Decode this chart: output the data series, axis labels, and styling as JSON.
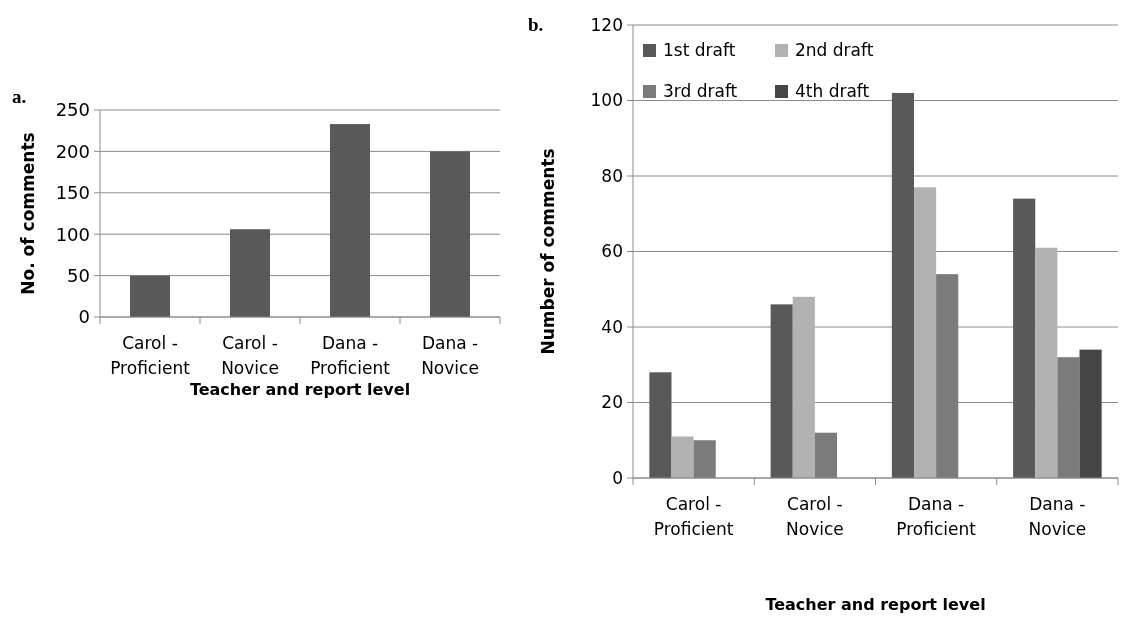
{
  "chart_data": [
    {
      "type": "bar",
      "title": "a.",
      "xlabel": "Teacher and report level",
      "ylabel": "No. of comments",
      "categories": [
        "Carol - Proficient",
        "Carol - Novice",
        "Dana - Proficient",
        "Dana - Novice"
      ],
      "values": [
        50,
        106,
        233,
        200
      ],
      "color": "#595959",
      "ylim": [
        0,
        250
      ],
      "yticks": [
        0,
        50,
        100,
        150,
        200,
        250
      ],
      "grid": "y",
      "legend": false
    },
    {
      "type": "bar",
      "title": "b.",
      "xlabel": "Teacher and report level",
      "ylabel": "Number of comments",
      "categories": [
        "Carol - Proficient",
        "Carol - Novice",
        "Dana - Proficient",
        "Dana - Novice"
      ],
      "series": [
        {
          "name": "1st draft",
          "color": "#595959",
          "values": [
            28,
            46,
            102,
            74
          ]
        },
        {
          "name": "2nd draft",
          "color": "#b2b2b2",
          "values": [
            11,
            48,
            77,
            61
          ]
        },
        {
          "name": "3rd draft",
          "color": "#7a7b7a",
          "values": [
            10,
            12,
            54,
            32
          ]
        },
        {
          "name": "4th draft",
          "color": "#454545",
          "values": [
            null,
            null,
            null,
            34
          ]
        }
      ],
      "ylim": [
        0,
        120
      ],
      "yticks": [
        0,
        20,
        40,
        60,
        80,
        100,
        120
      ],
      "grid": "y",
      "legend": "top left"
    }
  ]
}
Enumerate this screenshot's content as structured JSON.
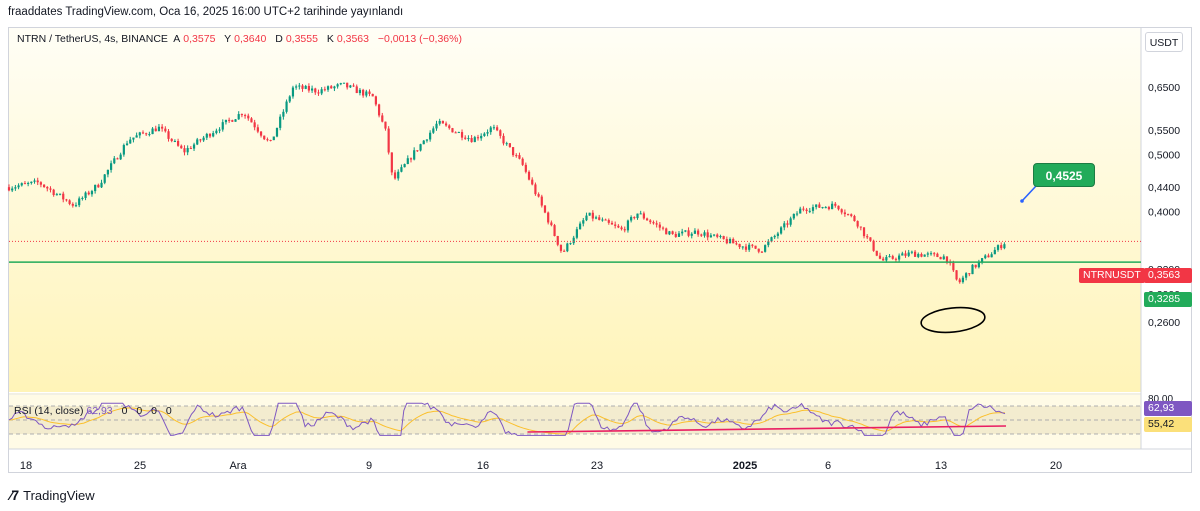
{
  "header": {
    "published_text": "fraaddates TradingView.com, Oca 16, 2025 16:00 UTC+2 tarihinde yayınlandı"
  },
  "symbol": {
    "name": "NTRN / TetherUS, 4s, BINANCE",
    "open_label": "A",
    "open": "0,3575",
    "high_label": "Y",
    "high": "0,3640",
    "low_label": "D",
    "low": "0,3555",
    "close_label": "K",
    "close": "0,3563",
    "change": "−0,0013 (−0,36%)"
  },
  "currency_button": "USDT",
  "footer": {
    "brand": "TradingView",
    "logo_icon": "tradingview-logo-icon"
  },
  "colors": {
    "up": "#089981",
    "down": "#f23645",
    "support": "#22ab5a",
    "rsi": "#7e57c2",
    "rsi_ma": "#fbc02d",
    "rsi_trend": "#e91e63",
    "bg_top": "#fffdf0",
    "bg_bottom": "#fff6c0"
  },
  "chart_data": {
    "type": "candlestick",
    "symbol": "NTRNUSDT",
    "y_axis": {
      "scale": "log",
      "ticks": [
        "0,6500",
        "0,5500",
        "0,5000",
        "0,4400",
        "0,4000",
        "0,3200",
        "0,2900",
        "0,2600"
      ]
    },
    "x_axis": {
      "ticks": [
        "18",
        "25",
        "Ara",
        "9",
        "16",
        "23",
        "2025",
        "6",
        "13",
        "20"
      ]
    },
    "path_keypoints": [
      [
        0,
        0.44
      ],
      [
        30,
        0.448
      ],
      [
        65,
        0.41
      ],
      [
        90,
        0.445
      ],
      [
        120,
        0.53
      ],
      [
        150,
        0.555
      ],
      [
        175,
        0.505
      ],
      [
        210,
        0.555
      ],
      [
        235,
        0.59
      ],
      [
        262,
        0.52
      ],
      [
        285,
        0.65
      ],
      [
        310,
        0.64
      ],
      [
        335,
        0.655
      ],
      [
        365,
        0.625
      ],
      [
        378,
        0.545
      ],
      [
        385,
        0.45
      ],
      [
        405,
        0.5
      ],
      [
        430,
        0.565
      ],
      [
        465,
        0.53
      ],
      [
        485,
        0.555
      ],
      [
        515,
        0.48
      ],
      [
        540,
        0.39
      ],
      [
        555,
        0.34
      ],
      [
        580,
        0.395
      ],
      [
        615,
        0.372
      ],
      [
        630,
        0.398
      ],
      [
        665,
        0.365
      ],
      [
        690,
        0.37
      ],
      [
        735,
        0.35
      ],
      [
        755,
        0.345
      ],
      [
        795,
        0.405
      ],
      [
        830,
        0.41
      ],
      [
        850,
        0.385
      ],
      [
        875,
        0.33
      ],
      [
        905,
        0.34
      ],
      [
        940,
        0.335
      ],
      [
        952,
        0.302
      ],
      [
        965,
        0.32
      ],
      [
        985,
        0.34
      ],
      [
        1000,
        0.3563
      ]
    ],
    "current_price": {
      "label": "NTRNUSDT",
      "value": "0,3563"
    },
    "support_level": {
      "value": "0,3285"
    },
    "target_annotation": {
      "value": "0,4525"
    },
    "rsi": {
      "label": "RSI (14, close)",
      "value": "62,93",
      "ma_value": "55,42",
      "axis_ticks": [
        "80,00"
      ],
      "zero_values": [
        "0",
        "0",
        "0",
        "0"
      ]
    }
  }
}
━━━
**TASK GOAL**
Leave out the pictures and output every record above precisely as given.

**THE COMPLETED TASK**
Decode this chart: output the data series, axis labels, and styling as JSON.
{
  "chart_data": [
    {
      "type": "bar",
      "title": "a.",
      "xlabel": "Teacher and report level",
      "ylabel": "No. of comments",
      "categories": [
        "Carol - Proficient",
        "Carol - Novice",
        "Dana - Proficient",
        "Dana - Novice"
      ],
      "values": [
        50,
        106,
        233,
        200
      ],
      "color": "#595959",
      "ylim": [
        0,
        250
      ],
      "yticks": [
        0,
        50,
        100,
        150,
        200,
        250
      ],
      "grid": "y",
      "legend": false
    },
    {
      "type": "bar",
      "title": "b.",
      "xlabel": "Teacher and report level",
      "ylabel": "Number of comments",
      "categories": [
        "Carol - Proficient",
        "Carol - Novice",
        "Dana - Proficient",
        "Dana - Novice"
      ],
      "series": [
        {
          "name": "1st draft",
          "color": "#595959",
          "values": [
            28,
            46,
            102,
            74
          ]
        },
        {
          "name": "2nd draft",
          "color": "#b2b2b2",
          "values": [
            11,
            48,
            77,
            61
          ]
        },
        {
          "name": "3rd draft",
          "color": "#7a7b7a",
          "values": [
            10,
            12,
            54,
            32
          ]
        },
        {
          "name": "4th draft",
          "color": "#454545",
          "values": [
            null,
            null,
            null,
            34
          ]
        }
      ],
      "ylim": [
        0,
        120
      ],
      "yticks": [
        0,
        20,
        40,
        60,
        80,
        100,
        120
      ],
      "grid": "y",
      "legend": "top left"
    }
  ]
}
Enumerate this screenshot's content as structured JSON.
{
  "header": {
    "published_text": "fraaddates TradingView.com, Oca 16, 2025 16:00 UTC+2 tarihinde yayınlandı"
  },
  "symbol": {
    "name": "NTRN / TetherUS, 4s, BINANCE",
    "open_label": "A",
    "open": "0,3575",
    "high_label": "Y",
    "high": "0,3640",
    "low_label": "D",
    "low": "0,3555",
    "close_label": "K",
    "close": "0,3563",
    "change": "−0,0013 (−0,36%)"
  },
  "currency_button": "USDT",
  "footer": {
    "brand": "TradingView",
    "logo_icon": "tradingview-logo-icon"
  },
  "colors": {
    "up": "#089981",
    "down": "#f23645",
    "support": "#22ab5a",
    "rsi": "#7e57c2",
    "rsi_ma": "#fbc02d",
    "rsi_trend": "#e91e63",
    "bg_top": "#fffdf0",
    "bg_bottom": "#fff6c0"
  },
  "chart_data": {
    "type": "candlestick",
    "symbol": "NTRNUSDT",
    "y_axis": {
      "scale": "log",
      "ticks": [
        "0,6500",
        "0,5500",
        "0,5000",
        "0,4400",
        "0,4000",
        "0,3200",
        "0,2900",
        "0,2600"
      ]
    },
    "x_axis": {
      "ticks": [
        "18",
        "25",
        "Ara",
        "9",
        "16",
        "23",
        "2025",
        "6",
        "13",
        "20"
      ]
    },
    "path_keypoints": [
      [
        0,
        0.44
      ],
      [
        30,
        0.448
      ],
      [
        65,
        0.41
      ],
      [
        90,
        0.445
      ],
      [
        120,
        0.53
      ],
      [
        150,
        0.555
      ],
      [
        175,
        0.505
      ],
      [
        210,
        0.555
      ],
      [
        235,
        0.59
      ],
      [
        262,
        0.52
      ],
      [
        285,
        0.65
      ],
      [
        310,
        0.64
      ],
      [
        335,
        0.655
      ],
      [
        365,
        0.625
      ],
      [
        378,
        0.545
      ],
      [
        385,
        0.45
      ],
      [
        405,
        0.5
      ],
      [
        430,
        0.565
      ],
      [
        465,
        0.53
      ],
      [
        485,
        0.555
      ],
      [
        515,
        0.48
      ],
      [
        540,
        0.39
      ],
      [
        555,
        0.34
      ],
      [
        580,
        0.395
      ],
      [
        615,
        0.372
      ],
      [
        630,
        0.398
      ],
      [
        665,
        0.365
      ],
      [
        690,
        0.37
      ],
      [
        735,
        0.35
      ],
      [
        755,
        0.345
      ],
      [
        795,
        0.405
      ],
      [
        830,
        0.41
      ],
      [
        850,
        0.385
      ],
      [
        875,
        0.33
      ],
      [
        905,
        0.34
      ],
      [
        940,
        0.335
      ],
      [
        952,
        0.302
      ],
      [
        965,
        0.32
      ],
      [
        985,
        0.34
      ],
      [
        1000,
        0.3563
      ]
    ],
    "current_price": {
      "label": "NTRNUSDT",
      "value": "0,3563"
    },
    "support_level": {
      "value": "0,3285"
    },
    "target_annotation": {
      "value": "0,4525"
    },
    "rsi": {
      "label": "RSI (14, close)",
      "value": "62,93",
      "ma_value": "55,42",
      "axis_ticks": [
        "80,00"
      ],
      "zero_values": [
        "0",
        "0",
        "0",
        "0"
      ]
    }
  }
}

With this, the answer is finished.